All drilling will be handled by Aberdeen-based Noble Drilling from a purpose-built and state-of-the-art platform rig, weighing 1,995 tonnes. This was co-designed by Noble and National Oilwell with the bulk of the drilling equipment supplied from the latter's base in Stavanger.

"These type of high tech rigs can be problematic to operate," Hughes says, "but I believe the Clair rig will set new standards. The design is very robust. Ours is a highly mechanized rig, which in some ways is a small step back from the absolute newest technology. Our research showed there has been a trend towards automation over the past decade, but there have also been problems getting these highly complex pieces of kit talking to each other and working well together via computerized control systems. That's why we decided to mechanize the Clair rig but to have most of the control done by a person, not a computer."

In October, the rig is scheduled to re-enter and re-complete the 206/8-10z well over which the platform is based. This will be the only pre-drilled well prior to start-up. "Pre-drilled wells are great to have," Hughes explained, "but on Clair they are an expensive luxury. This would have incurred two to three years of upfront investment, with the high cost of bringing a mobile drilling unit to operate west of Shetland. Also, Clair's wells are not in the most prolific in the North Sea. Our best wells are around 15,000 b/d.

PROMPT A> How much does the platform rig described in the Clair drilling passage weigh?

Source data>

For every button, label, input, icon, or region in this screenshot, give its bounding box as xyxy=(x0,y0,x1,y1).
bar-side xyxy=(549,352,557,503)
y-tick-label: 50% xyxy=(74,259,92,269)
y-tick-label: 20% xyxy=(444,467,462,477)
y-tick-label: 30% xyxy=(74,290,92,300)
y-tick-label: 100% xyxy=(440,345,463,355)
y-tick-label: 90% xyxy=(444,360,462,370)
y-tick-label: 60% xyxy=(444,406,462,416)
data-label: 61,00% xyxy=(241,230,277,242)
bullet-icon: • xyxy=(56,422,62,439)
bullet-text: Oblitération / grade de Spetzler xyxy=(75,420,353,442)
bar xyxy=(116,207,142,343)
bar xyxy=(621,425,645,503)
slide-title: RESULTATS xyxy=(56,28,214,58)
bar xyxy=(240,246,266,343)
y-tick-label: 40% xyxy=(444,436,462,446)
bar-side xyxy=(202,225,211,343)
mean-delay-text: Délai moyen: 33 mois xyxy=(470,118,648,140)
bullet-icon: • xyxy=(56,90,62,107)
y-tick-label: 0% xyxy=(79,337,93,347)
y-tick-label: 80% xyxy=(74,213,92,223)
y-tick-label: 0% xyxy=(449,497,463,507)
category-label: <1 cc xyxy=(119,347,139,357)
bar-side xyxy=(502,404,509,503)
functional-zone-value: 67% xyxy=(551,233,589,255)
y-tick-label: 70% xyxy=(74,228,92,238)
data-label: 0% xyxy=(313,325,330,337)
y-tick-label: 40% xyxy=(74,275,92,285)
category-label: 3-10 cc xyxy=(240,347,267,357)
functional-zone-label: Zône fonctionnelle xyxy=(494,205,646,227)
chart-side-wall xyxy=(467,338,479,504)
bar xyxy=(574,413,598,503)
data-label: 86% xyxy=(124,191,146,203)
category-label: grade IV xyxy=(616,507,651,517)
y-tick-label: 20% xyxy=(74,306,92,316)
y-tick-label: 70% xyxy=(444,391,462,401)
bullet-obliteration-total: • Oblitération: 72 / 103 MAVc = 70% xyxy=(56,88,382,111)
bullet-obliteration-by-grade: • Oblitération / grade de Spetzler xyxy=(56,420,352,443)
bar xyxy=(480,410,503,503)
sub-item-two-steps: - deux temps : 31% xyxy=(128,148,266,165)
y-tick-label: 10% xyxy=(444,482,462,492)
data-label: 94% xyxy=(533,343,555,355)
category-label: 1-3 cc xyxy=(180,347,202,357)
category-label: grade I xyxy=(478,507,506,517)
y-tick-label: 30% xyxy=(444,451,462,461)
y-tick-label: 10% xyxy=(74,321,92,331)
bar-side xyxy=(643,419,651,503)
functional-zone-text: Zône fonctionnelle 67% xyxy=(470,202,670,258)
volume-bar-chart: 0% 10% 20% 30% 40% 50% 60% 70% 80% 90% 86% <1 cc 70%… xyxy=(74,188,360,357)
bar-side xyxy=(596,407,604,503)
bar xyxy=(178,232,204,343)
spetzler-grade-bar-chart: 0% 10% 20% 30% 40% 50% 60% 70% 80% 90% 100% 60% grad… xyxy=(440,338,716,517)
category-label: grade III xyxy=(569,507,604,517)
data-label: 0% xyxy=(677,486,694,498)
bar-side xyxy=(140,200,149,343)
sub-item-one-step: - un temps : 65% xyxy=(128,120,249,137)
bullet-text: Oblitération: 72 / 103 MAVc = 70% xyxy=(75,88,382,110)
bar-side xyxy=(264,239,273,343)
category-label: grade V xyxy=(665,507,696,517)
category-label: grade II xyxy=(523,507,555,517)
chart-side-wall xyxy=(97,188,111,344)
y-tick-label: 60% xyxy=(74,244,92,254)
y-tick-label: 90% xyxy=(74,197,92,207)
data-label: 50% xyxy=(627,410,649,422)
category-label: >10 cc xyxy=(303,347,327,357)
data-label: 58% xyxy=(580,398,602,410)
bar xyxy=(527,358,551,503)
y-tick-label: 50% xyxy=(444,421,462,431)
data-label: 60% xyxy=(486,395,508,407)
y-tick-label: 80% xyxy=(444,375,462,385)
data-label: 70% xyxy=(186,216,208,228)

PROMPT B> Reproduce the records word for word, everything from their first line down through the line that contains "bar xyxy=(240,246,266,343)".

WRITTEN ANSWER A> 1,995 tonnes.

WRITTEN ANSWER B>
For every button, label, input, icon, or region in this screenshot, give its bounding box as xyxy=(x0,y0,x1,y1).
bar-side xyxy=(549,352,557,503)
y-tick-label: 50% xyxy=(74,259,92,269)
y-tick-label: 20% xyxy=(444,467,462,477)
y-tick-label: 30% xyxy=(74,290,92,300)
y-tick-label: 100% xyxy=(440,345,463,355)
y-tick-label: 90% xyxy=(444,360,462,370)
y-tick-label: 60% xyxy=(444,406,462,416)
data-label: 61,00% xyxy=(241,230,277,242)
bullet-icon: • xyxy=(56,422,62,439)
bullet-text: Oblitération / grade de Spetzler xyxy=(75,420,353,442)
bar xyxy=(116,207,142,343)
bar xyxy=(621,425,645,503)
slide-title: RESULTATS xyxy=(56,28,214,58)
bar xyxy=(240,246,266,343)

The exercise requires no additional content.